* Task details: Every line that contains the word "등심돈가스용" should be copied.

(Stored items)
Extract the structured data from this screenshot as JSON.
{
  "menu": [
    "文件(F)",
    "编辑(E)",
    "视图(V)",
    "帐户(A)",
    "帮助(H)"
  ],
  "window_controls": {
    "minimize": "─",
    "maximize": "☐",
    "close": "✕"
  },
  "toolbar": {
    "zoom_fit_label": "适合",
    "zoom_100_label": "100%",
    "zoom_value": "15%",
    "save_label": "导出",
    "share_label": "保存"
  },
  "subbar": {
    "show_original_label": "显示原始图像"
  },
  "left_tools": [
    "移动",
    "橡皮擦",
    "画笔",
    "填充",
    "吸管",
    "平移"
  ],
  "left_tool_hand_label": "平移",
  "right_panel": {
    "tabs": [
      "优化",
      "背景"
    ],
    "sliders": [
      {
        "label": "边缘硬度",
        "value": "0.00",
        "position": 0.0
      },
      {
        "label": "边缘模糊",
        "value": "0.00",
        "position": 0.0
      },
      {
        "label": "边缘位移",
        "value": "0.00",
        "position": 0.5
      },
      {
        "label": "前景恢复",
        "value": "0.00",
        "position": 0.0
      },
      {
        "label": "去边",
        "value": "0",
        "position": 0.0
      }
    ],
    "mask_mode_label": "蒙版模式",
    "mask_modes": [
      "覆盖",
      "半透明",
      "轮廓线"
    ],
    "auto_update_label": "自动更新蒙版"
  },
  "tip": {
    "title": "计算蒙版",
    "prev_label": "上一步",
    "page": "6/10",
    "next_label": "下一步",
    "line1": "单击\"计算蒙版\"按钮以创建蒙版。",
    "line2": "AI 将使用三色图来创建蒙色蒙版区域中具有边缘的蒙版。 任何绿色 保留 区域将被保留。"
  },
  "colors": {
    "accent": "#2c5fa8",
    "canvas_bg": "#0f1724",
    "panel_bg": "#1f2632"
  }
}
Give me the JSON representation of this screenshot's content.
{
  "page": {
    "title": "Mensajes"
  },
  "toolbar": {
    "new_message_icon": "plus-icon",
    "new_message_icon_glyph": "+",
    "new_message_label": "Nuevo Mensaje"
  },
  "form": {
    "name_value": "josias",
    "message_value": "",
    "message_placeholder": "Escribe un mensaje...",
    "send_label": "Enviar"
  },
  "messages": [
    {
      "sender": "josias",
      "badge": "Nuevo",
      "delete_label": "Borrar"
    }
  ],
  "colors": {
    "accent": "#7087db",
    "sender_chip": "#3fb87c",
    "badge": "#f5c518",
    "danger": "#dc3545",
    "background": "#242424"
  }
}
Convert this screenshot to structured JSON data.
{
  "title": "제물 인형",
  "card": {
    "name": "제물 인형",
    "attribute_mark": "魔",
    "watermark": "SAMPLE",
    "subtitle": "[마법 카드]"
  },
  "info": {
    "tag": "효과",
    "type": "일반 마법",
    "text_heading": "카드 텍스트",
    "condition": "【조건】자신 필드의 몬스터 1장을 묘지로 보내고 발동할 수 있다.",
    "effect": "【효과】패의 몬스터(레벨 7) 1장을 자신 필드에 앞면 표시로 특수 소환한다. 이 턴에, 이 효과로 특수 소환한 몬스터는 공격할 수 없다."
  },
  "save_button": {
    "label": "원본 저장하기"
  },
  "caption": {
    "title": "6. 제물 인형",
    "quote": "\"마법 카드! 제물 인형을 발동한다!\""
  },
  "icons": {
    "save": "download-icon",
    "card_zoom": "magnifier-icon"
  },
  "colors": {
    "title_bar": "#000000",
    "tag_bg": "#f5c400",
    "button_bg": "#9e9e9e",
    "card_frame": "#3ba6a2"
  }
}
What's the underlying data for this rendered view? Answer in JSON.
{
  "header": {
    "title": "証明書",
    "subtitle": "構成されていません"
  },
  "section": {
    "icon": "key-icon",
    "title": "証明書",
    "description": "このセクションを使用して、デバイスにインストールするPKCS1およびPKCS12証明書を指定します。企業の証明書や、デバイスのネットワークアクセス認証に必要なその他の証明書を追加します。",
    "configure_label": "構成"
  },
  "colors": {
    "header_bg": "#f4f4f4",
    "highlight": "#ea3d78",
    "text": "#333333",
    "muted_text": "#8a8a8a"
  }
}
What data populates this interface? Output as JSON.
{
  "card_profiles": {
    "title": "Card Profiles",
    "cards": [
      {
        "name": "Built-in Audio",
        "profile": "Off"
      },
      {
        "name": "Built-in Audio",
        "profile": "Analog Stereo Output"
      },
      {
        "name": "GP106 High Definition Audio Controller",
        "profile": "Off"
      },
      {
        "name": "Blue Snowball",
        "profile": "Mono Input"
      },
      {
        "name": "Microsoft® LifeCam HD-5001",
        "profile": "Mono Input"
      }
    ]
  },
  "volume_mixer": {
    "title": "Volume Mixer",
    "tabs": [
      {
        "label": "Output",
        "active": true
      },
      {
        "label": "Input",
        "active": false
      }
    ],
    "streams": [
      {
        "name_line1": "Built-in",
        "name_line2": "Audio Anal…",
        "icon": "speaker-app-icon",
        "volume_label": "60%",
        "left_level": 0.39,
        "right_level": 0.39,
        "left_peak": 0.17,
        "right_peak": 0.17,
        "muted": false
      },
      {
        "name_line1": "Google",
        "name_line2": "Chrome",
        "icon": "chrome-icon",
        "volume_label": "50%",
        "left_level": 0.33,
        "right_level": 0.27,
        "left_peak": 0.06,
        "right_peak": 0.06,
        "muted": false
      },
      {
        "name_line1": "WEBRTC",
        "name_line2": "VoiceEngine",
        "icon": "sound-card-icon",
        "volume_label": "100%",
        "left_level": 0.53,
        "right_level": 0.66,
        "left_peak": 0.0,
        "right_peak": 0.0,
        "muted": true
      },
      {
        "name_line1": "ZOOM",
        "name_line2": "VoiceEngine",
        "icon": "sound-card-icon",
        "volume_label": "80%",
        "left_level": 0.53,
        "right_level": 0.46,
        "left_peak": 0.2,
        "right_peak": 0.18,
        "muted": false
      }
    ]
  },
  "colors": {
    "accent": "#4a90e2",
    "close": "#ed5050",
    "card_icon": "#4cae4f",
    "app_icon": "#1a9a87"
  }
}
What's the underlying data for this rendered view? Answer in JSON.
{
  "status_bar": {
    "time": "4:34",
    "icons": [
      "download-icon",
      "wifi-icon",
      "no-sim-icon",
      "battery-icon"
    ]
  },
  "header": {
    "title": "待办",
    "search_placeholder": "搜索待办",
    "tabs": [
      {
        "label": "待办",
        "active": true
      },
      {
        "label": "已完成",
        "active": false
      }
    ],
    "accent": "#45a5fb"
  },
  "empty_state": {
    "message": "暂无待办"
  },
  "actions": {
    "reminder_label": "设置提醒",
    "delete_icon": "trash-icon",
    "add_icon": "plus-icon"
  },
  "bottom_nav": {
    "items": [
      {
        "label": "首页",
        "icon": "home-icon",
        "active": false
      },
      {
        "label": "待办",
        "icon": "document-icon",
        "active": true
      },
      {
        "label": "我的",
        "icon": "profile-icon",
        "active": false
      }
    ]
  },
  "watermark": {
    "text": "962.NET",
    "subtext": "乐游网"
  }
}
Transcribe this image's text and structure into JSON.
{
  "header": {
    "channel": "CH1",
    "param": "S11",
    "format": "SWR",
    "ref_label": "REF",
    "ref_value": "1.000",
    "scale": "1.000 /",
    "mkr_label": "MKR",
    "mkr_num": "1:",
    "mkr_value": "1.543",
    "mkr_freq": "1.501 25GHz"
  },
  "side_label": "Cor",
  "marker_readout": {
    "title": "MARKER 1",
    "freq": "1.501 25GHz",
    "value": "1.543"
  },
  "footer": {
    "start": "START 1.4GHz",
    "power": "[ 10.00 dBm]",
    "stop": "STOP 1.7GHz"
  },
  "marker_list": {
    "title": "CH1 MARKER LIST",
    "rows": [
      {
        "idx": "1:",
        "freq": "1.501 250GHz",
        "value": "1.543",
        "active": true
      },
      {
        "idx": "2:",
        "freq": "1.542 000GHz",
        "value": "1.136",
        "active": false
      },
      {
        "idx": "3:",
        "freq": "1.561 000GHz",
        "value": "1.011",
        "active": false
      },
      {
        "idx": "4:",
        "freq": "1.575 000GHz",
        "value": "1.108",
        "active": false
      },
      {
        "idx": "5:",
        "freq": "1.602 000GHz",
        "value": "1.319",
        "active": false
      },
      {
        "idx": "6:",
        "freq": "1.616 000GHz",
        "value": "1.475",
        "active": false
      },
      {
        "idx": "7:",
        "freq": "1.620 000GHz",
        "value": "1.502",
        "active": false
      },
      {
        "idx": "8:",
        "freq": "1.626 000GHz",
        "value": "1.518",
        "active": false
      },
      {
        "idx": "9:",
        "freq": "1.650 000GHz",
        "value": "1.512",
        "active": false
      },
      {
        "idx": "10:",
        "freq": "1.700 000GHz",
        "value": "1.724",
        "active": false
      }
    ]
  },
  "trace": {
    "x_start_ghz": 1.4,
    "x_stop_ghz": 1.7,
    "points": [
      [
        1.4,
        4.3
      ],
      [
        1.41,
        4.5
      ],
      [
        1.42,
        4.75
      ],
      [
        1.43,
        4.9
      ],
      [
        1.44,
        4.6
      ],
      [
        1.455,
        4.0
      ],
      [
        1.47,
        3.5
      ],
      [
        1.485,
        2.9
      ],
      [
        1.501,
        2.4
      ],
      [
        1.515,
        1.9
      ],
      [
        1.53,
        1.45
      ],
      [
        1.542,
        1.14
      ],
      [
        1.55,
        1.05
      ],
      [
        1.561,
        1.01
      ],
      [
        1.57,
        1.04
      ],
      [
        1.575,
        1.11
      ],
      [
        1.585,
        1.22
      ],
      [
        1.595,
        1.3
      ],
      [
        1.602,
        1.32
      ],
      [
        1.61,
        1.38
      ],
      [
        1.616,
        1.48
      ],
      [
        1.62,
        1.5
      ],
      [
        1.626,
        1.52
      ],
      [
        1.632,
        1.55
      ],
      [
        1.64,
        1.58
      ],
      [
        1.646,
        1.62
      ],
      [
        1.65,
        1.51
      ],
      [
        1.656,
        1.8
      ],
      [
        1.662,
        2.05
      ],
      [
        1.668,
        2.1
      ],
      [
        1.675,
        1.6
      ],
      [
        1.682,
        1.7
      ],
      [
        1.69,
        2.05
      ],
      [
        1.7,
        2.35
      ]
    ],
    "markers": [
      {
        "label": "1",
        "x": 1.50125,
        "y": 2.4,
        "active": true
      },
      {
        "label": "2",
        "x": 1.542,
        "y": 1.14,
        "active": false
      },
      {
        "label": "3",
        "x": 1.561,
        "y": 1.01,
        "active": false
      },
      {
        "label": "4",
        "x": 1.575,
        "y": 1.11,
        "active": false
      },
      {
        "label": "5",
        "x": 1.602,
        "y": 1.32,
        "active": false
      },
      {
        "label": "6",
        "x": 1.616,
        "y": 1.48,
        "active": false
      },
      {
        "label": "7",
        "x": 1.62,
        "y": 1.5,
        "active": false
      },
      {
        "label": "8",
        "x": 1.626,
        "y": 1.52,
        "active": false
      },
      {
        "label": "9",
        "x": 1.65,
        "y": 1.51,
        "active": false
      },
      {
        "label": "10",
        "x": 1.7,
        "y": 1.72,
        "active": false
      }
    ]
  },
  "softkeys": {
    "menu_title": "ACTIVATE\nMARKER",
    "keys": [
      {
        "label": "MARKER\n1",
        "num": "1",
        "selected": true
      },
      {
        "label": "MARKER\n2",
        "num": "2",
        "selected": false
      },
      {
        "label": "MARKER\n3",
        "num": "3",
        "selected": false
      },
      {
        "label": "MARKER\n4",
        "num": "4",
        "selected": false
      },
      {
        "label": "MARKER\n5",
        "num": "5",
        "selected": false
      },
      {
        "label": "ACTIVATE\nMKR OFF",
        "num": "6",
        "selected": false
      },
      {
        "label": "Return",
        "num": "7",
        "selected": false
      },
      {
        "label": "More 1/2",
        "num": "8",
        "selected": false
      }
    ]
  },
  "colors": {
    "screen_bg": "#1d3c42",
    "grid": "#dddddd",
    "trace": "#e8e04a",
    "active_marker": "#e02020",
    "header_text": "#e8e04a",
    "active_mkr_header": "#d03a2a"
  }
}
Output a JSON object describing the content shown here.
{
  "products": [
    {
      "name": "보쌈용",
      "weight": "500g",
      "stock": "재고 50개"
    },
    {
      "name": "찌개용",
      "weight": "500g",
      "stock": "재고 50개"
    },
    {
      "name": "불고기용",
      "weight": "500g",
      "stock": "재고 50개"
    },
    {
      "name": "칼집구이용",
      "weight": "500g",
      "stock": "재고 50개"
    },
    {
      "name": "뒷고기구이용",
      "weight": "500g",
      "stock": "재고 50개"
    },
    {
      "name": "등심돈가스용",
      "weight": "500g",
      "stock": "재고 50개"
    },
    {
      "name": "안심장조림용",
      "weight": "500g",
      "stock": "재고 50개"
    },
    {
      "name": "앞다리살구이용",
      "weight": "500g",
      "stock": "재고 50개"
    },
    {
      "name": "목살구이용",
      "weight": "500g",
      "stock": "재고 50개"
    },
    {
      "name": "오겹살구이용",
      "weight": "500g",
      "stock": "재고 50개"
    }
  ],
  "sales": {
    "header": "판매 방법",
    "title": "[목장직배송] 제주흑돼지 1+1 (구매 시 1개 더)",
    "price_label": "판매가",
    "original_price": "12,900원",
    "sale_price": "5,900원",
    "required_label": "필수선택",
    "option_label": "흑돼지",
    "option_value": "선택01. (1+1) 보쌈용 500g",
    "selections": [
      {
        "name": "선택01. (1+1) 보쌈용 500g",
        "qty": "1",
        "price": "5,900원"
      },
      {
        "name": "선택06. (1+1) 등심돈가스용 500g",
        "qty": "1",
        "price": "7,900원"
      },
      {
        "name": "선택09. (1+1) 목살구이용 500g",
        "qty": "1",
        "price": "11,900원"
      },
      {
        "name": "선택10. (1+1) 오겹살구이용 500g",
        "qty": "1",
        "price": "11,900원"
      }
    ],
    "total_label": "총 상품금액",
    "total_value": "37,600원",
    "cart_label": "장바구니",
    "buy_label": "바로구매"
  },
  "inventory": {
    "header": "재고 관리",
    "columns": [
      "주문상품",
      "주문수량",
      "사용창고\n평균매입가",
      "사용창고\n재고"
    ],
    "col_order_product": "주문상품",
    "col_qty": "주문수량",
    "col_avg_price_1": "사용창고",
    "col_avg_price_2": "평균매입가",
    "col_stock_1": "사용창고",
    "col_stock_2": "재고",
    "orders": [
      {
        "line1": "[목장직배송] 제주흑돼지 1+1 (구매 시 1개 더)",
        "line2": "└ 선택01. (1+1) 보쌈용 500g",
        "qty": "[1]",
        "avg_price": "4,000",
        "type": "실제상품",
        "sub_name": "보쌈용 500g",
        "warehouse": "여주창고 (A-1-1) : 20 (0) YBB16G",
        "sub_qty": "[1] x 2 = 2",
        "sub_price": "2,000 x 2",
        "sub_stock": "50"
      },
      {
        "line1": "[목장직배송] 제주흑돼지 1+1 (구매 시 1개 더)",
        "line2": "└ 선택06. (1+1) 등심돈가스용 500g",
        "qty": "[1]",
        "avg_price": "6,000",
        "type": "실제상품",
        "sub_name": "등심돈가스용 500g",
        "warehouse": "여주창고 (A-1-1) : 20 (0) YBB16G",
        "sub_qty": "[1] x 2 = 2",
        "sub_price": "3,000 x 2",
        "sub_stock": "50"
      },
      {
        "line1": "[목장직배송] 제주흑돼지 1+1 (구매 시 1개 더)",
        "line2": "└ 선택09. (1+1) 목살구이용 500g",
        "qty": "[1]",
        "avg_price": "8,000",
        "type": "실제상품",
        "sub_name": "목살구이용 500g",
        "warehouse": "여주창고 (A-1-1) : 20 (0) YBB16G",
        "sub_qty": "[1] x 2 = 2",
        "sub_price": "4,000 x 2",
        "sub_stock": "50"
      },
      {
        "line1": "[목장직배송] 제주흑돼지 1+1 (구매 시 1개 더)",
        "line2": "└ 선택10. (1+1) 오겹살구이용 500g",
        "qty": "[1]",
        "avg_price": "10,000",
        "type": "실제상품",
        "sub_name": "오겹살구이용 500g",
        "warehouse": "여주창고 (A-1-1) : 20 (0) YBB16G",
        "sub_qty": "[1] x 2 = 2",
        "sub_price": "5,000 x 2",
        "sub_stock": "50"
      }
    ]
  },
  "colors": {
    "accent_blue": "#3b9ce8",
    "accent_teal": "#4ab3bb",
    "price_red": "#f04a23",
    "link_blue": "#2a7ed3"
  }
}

* Full output:
      "name": "등심돈가스용",
        "name": "선택06. (1+1) 등심돈가스용 500g",
        "line2": "└ 선택06. (1+1) 등심돈가스용 500g",
        "sub_name": "등심돈가스용 500g",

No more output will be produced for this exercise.